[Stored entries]
════════════════════
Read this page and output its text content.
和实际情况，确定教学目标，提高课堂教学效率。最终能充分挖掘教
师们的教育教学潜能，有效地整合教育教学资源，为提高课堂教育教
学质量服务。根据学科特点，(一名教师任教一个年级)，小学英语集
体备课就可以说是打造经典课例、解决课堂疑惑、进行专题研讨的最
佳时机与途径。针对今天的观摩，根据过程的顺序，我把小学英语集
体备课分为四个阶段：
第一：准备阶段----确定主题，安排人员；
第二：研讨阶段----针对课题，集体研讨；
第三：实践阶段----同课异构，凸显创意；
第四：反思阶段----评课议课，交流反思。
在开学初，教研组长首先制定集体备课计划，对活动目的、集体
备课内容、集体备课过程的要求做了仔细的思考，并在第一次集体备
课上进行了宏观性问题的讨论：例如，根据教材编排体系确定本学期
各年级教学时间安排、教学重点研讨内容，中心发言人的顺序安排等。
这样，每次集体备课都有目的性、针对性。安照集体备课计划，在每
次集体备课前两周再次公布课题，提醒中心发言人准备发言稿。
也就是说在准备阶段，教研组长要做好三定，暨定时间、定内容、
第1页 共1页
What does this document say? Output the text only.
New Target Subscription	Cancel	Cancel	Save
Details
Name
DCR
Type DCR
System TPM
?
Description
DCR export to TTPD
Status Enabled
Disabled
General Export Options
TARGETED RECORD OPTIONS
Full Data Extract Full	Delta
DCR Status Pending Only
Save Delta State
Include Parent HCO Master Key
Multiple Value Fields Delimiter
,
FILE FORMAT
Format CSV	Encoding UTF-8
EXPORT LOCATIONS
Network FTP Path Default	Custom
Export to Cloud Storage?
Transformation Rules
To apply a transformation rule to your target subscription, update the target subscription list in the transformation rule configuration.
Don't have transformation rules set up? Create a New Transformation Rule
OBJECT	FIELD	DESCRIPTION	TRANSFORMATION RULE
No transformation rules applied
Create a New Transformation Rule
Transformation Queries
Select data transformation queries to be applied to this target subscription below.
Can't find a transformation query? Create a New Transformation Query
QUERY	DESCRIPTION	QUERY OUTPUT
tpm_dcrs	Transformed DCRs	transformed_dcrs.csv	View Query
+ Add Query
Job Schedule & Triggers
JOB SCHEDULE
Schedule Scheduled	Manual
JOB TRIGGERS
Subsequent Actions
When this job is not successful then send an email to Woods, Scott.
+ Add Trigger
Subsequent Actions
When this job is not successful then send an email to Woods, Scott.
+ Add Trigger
════════════════════
- **Set problem**
Show every line above in which the word "text" occurs.

- **Solution to the exercise**
Read this page and output its text content.
What does this document say? Output the text only.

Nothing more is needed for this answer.